Records for this exercise start

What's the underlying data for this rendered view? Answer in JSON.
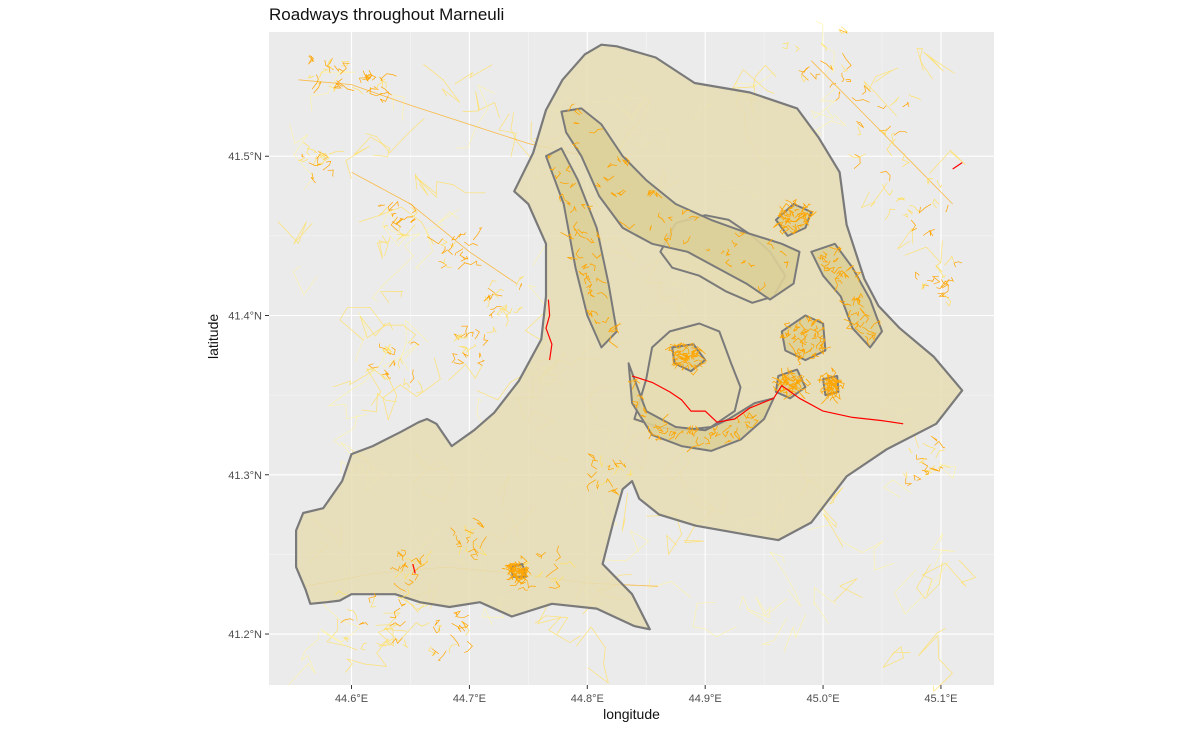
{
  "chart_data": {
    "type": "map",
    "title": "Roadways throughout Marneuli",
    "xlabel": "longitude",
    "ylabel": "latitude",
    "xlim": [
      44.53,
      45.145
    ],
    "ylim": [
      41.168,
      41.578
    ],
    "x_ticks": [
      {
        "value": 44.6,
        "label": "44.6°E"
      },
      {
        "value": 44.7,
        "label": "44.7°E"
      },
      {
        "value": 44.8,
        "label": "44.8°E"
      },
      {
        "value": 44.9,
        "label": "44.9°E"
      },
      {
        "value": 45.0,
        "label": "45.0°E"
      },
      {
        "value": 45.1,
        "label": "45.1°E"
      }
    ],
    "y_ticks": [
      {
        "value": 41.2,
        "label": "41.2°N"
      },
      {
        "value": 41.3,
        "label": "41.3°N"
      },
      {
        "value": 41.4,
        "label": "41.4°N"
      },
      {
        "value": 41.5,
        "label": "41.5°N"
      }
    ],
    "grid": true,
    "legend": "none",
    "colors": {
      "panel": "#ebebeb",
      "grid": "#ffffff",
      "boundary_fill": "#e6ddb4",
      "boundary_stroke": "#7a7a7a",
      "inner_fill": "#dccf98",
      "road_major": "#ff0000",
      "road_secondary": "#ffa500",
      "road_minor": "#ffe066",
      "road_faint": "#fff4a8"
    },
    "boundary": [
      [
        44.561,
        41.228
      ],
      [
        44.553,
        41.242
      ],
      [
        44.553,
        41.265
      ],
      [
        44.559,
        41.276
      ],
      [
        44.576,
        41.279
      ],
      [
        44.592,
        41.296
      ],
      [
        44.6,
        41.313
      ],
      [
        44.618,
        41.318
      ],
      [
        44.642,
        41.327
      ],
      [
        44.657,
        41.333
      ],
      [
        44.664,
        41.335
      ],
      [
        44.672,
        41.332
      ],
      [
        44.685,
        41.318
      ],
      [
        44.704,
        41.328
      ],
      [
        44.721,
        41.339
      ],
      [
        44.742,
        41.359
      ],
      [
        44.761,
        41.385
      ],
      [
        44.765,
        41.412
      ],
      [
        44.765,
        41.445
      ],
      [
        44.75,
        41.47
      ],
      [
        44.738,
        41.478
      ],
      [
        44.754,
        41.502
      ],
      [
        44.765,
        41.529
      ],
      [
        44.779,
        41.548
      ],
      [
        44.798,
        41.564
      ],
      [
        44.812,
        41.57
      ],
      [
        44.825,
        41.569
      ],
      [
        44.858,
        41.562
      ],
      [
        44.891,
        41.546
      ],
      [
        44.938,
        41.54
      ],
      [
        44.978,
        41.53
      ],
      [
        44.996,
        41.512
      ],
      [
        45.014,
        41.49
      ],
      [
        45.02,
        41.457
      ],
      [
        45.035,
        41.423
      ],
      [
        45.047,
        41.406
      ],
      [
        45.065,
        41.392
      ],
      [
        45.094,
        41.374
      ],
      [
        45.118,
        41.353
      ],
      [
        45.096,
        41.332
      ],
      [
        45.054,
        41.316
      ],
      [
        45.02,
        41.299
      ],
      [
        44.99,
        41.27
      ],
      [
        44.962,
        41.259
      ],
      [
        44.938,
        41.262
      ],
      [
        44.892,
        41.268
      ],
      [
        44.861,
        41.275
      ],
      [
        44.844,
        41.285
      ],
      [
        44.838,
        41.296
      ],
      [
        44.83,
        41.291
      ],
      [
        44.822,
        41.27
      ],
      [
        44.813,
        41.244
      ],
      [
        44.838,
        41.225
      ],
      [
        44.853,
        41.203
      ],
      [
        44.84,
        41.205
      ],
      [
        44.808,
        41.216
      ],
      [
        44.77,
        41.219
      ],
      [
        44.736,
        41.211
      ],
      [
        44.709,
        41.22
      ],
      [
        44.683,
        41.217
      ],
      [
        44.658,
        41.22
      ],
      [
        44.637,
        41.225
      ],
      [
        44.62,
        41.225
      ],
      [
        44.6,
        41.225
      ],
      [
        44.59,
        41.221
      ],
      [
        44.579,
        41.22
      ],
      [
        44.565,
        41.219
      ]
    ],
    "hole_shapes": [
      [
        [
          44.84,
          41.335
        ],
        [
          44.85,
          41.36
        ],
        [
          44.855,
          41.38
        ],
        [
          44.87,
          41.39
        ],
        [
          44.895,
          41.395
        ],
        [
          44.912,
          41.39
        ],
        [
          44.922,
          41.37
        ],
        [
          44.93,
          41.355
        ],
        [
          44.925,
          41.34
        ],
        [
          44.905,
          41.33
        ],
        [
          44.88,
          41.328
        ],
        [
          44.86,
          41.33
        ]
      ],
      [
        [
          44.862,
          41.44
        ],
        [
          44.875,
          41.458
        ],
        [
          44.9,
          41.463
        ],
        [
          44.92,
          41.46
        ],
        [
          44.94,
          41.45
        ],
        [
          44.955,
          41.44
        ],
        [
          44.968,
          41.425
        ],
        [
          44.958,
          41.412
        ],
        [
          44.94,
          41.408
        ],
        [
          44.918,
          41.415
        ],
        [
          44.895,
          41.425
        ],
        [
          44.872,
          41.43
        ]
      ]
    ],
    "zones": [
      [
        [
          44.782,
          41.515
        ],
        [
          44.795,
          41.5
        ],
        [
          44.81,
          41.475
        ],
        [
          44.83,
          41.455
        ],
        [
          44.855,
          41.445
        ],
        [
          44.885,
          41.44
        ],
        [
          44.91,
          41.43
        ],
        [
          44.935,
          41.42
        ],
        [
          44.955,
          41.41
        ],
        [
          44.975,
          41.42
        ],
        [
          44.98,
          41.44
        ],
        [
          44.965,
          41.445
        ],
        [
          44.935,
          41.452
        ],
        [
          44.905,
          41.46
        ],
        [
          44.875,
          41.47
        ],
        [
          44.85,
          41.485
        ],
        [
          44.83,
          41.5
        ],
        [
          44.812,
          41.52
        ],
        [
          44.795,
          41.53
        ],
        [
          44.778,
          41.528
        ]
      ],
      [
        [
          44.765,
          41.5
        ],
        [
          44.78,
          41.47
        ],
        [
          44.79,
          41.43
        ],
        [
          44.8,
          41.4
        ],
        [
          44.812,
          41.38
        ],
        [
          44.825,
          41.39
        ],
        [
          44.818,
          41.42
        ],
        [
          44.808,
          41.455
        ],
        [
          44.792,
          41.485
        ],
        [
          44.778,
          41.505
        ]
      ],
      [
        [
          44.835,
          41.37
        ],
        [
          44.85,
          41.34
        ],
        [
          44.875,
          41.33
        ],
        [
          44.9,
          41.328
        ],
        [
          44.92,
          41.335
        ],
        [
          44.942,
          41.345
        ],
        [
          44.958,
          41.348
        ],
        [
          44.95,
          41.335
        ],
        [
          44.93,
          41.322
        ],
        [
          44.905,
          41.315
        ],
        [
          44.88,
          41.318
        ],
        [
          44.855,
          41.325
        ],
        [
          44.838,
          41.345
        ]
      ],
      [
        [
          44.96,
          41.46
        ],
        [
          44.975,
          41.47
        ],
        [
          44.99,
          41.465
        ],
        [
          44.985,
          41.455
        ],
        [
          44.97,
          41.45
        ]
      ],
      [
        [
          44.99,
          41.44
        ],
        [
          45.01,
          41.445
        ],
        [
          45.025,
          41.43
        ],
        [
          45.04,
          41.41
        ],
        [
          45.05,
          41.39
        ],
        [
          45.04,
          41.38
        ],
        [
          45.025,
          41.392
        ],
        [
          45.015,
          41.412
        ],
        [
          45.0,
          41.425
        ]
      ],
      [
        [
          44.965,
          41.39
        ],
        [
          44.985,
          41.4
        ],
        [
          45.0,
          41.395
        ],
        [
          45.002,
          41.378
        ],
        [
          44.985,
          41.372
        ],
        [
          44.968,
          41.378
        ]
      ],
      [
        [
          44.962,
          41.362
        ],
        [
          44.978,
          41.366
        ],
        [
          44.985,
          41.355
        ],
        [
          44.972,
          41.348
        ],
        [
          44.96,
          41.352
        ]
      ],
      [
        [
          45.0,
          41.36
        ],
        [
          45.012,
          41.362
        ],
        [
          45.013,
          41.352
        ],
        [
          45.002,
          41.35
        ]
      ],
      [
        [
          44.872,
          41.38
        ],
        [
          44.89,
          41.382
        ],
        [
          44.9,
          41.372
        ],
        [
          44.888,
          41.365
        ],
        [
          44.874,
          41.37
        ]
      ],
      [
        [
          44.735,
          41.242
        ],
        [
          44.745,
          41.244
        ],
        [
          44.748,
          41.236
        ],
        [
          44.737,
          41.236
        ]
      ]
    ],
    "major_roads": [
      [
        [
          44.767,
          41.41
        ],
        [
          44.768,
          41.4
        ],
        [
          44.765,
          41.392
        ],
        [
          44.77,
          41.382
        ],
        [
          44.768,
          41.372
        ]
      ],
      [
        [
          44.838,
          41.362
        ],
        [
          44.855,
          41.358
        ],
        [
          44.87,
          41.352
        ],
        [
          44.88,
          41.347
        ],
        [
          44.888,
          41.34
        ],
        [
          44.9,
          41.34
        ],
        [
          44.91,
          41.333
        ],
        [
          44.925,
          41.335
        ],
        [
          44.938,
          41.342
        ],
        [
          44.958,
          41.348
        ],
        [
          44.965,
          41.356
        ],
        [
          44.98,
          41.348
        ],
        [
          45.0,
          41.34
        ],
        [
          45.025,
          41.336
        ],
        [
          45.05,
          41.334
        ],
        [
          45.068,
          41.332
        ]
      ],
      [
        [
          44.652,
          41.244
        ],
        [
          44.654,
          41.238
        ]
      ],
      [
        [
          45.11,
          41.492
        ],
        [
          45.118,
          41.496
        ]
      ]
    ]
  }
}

Records for this exercise end

| Requirements |
Take every line from the records above that has the word "value" and copy it.

| Reply |
        "value": 44.6,
        "value": 44.7,
        "value": 44.8,
        "value": 44.9,
        "value": 45.0,
        "value": 45.1,
        "value": 41.2,
        "value": 41.3,
        "value": 41.4,
        "value": 41.5,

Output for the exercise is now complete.